DIRECTIONS
Copy out all of the material below line for line, leaving every character unchanged.

Stored data

● ● ● ● ●

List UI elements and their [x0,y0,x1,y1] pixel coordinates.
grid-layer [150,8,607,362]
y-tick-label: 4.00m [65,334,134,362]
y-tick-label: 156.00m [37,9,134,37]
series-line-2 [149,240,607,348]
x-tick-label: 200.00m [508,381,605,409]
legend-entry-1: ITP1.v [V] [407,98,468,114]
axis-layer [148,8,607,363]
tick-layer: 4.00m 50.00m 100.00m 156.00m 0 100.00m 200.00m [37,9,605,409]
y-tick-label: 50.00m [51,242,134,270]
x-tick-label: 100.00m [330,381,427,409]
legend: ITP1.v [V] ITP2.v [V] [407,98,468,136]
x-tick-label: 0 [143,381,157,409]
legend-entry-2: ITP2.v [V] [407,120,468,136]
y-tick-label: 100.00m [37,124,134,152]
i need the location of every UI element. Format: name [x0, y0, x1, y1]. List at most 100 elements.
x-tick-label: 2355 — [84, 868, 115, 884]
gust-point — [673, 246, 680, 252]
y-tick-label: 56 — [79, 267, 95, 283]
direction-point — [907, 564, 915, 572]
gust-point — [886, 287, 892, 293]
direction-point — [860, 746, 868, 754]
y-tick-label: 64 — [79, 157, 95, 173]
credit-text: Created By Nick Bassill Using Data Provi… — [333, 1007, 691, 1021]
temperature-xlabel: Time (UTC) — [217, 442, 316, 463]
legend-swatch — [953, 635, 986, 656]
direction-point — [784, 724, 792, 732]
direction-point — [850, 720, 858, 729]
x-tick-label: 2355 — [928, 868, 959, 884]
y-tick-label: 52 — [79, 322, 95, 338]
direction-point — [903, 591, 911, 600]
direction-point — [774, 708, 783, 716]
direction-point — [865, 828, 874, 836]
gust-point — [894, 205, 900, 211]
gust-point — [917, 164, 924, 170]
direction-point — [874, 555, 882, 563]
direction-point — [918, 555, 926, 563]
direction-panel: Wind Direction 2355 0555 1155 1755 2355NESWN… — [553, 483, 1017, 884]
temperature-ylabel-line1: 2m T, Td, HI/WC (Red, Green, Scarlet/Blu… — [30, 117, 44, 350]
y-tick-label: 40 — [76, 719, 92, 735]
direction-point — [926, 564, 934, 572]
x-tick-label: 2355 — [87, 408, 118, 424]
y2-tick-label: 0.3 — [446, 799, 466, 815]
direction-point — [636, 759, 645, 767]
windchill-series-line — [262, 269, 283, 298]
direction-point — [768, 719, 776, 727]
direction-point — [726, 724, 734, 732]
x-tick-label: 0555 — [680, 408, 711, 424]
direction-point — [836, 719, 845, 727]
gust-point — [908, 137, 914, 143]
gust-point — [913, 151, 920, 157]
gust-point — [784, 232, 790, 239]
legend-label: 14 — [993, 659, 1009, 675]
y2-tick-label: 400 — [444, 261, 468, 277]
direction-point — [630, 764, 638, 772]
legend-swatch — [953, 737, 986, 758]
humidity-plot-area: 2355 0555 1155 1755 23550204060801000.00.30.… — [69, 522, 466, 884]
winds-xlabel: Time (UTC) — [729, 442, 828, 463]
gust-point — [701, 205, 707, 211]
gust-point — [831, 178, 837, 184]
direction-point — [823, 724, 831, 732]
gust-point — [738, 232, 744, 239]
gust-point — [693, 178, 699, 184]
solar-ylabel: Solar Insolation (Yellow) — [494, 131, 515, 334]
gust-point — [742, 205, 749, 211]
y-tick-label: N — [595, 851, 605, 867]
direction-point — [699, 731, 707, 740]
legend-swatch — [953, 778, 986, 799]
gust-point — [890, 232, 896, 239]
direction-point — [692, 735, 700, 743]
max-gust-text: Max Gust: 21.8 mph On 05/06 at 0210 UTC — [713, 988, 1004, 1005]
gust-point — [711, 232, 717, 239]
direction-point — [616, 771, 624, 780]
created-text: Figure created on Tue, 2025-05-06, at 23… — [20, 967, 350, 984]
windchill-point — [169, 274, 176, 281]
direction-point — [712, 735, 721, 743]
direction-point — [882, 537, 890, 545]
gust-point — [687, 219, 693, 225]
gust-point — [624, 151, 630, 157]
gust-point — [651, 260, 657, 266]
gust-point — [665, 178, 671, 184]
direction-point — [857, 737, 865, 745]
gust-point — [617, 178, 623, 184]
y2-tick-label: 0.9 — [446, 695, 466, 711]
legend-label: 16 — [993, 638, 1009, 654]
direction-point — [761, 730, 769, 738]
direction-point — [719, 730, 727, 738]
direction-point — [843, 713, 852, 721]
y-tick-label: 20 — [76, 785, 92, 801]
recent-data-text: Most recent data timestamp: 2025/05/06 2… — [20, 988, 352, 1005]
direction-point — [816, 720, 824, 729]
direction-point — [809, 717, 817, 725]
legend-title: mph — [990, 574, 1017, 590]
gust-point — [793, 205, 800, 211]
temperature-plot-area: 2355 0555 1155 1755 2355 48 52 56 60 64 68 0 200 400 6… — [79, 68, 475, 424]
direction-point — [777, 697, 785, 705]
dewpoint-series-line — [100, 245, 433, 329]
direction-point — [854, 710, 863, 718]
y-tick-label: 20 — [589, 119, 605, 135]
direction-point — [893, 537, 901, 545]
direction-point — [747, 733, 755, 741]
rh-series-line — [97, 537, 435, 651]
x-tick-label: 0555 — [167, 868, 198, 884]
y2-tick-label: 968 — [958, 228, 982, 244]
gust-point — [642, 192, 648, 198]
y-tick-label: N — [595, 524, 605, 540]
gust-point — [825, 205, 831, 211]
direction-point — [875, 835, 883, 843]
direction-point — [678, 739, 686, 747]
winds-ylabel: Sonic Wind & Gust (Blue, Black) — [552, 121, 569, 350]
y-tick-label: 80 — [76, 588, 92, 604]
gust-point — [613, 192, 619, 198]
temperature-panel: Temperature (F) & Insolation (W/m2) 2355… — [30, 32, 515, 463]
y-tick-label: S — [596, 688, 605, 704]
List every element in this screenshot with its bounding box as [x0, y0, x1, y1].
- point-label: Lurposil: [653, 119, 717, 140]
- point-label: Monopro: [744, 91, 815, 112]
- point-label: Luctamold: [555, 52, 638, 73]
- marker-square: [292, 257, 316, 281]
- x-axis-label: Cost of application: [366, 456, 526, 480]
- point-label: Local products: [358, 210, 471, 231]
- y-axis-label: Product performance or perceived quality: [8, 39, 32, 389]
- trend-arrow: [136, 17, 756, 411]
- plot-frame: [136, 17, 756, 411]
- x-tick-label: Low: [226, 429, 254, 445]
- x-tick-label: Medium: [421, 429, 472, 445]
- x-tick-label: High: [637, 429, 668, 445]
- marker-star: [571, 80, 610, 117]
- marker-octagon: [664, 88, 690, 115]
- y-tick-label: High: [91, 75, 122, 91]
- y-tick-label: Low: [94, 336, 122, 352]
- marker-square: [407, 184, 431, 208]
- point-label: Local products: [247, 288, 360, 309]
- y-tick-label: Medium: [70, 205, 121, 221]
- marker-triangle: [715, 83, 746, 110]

● ● ● ● ●

TASK RESULT
List UI elements and their [x0,y0,x1,y1] pixel coordinates.
grid-layer [150,8,607,362]
y-tick-label: 4.00m [65,334,134,362]
y-tick-label: 156.00m [37,9,134,37]
series-line-2 [149,240,607,348]
x-tick-label: 200.00m [508,381,605,409]
legend-entry-1: ITP1.v [V] [407,98,468,114]
axis-layer [148,8,607,363]
tick-layer: 4.00m 50.00m 100.00m 156.00m 0 100.00m 200.00m [37,9,605,409]
y-tick-label: 50.00m [51,242,134,270]
x-tick-label: 100.00m [330,381,427,409]
legend: ITP1.v [V] ITP2.v [V] [407,98,468,136]
x-tick-label: 0 [143,381,157,409]
legend-entry-2: ITP2.v [V] [407,120,468,136]
y-tick-label: 100.00m [37,124,134,152]
i need the location of every UI element. Format: name [x0, y0, x1, y1]. List at most 100 elements.
x-tick-label: 2355 — [84, 868, 115, 884]
gust-point — [673, 246, 680, 252]
y-tick-label: 56 — [79, 267, 95, 283]
direction-point — [907, 564, 915, 572]
gust-point — [886, 287, 892, 293]
direction-point — [860, 746, 868, 754]
y-tick-label: 64 — [79, 157, 95, 173]
credit-text: Created By Nick Bassill Using Data Provi… — [333, 1007, 691, 1021]
temperature-xlabel: Time (UTC) — [217, 442, 316, 463]
legend-swatch — [953, 635, 986, 656]
direction-point — [784, 724, 792, 732]
direction-point — [850, 720, 858, 729]
x-tick-label: 2355 — [928, 868, 959, 884]
y-tick-label: 52 — [79, 322, 95, 338]
direction-point — [903, 591, 911, 600]
direction-point — [774, 708, 783, 716]
direction-point — [865, 828, 874, 836]
gust-point — [894, 205, 900, 211]
gust-point — [917, 164, 924, 170]
direction-point — [874, 555, 882, 563]
direction-point — [918, 555, 926, 563]
direction-panel: Wind Direction 2355 0555 1155 1755 2355NESWN… — [553, 483, 1017, 884]
temperature-ylabel-line1: 2m T, Td, HI/WC (Red, Green, Scarlet/Blu… — [30, 117, 44, 350]
y-tick-label: 40 — [76, 719, 92, 735]
direction-point — [926, 564, 934, 572]
x-tick-label: 2355 — [87, 408, 118, 424]
y2-tick-label: 0.3 — [446, 799, 466, 815]
direction-point — [636, 759, 645, 767]
windchill-series-line — [262, 269, 283, 298]
direction-point — [768, 719, 776, 727]
direction-point — [726, 724, 734, 732]
x-tick-label: 0555 — [680, 408, 711, 424]
direction-point — [836, 719, 845, 727]
gust-point — [908, 137, 914, 143]
gust-point — [913, 151, 920, 157]
gust-point — [784, 232, 790, 239]
legend-label: 14 — [993, 659, 1009, 675]
y2-tick-label: 400 — [444, 261, 468, 277]
direction-point — [630, 764, 638, 772]
legend-swatch — [953, 737, 986, 758]
humidity-plot-area: 2355 0555 1155 1755 23550204060801000.00.30.… — [69, 522, 466, 884]
winds-xlabel: Time (UTC) — [729, 442, 828, 463]
gust-point — [701, 205, 707, 211]
gust-point — [831, 178, 837, 184]
direction-point — [823, 724, 831, 732]
gust-point — [738, 232, 744, 239]
gust-point — [693, 178, 699, 184]
solar-ylabel: Solar Insolation (Yellow) — [494, 131, 515, 334]
gust-point — [742, 205, 749, 211]
y-tick-label: N — [595, 851, 605, 867]
direction-point — [699, 731, 707, 740]
legend-swatch — [953, 778, 986, 799]
gust-point — [890, 232, 896, 239]
direction-point — [692, 735, 700, 743]
max-gust-text: Max Gust: 21.8 mph On 05/06 at 0210 UTC — [713, 988, 1004, 1005]
gust-point — [711, 232, 717, 239]
direction-point — [616, 771, 624, 780]
created-text: Figure created on Tue, 2025-05-06, at 23… — [20, 967, 350, 984]
windchill-point — [169, 274, 176, 281]
direction-point — [712, 735, 721, 743]
direction-point — [882, 537, 890, 545]
gust-point — [687, 219, 693, 225]
gust-point — [624, 151, 630, 157]
gust-point — [651, 260, 657, 266]
gust-point — [665, 178, 671, 184]
direction-point — [857, 737, 865, 745]
gust-point — [617, 178, 623, 184]
y2-tick-label: 0.9 — [446, 695, 466, 711]
legend-label: 16 — [993, 638, 1009, 654]
direction-point — [761, 730, 769, 738]
direction-point — [719, 730, 727, 738]
direction-point — [843, 713, 852, 721]
y-tick-label: 20 — [76, 785, 92, 801]
recent-data-text: Most recent data timestamp: 2025/05/06 2… — [20, 988, 352, 1005]
direction-point — [816, 720, 824, 729]
direction-point — [809, 717, 817, 725]
legend-title: mph — [990, 574, 1017, 590]
gust-point — [793, 205, 800, 211]
temperature-plot-area: 2355 0555 1155 1755 2355 48 52 56 60 64 68 0 200 400 6… — [79, 68, 475, 424]
direction-point — [777, 697, 785, 705]
dewpoint-series-line — [100, 245, 433, 329]
direction-point — [854, 710, 863, 718]
y-tick-label: 20 — [589, 119, 605, 135]
direction-point — [893, 537, 901, 545]
direction-point — [747, 733, 755, 741]
rh-series-line — [97, 537, 435, 651]
x-tick-label: 0555 — [167, 868, 198, 884]
y2-tick-label: 968 — [958, 228, 982, 244]
gust-point — [642, 192, 648, 198]
y-tick-label: N — [595, 524, 605, 540]
gust-point — [825, 205, 831, 211]
direction-point — [875, 835, 883, 843]
direction-point — [678, 739, 686, 747]
winds-ylabel: Sonic Wind & Gust (Blue, Black) — [552, 121, 569, 350]
y-tick-label: 80 — [76, 588, 92, 604]
gust-point — [613, 192, 619, 198]
temperature-panel: Temperature (F) & Insolation (W/m2) 2355… — [30, 32, 515, 463]
y-tick-label: S — [596, 688, 605, 704]
List every element in this screenshot with its bounding box as [x0, y0, x1, y1].
- point-label: Lurposil: [653, 119, 717, 140]
- point-label: Monopro: [744, 91, 815, 112]
- point-label: Luctamold: [555, 52, 638, 73]
- marker-square: [292, 257, 316, 281]
- x-axis-label: Cost of application: [366, 456, 526, 480]
- point-label: Local products: [358, 210, 471, 231]
- y-axis-label: Product performance or perceived quality: [8, 39, 32, 389]
- trend-arrow: [136, 17, 756, 411]
- plot-frame: [136, 17, 756, 411]
- x-tick-label: Low: [226, 429, 254, 445]
- x-tick-label: Medium: [421, 429, 472, 445]
- x-tick-label: High: [637, 429, 668, 445]
- marker-star: [571, 80, 610, 117]
- marker-octagon: [664, 88, 690, 115]
- y-tick-label: High: [91, 75, 122, 91]
- y-tick-label: Low: [94, 336, 122, 352]
- marker-square: [407, 184, 431, 208]
- point-label: Local products: [247, 288, 360, 309]
- y-tick-label: Medium: [70, 205, 121, 221]
- marker-triangle: [715, 83, 746, 110]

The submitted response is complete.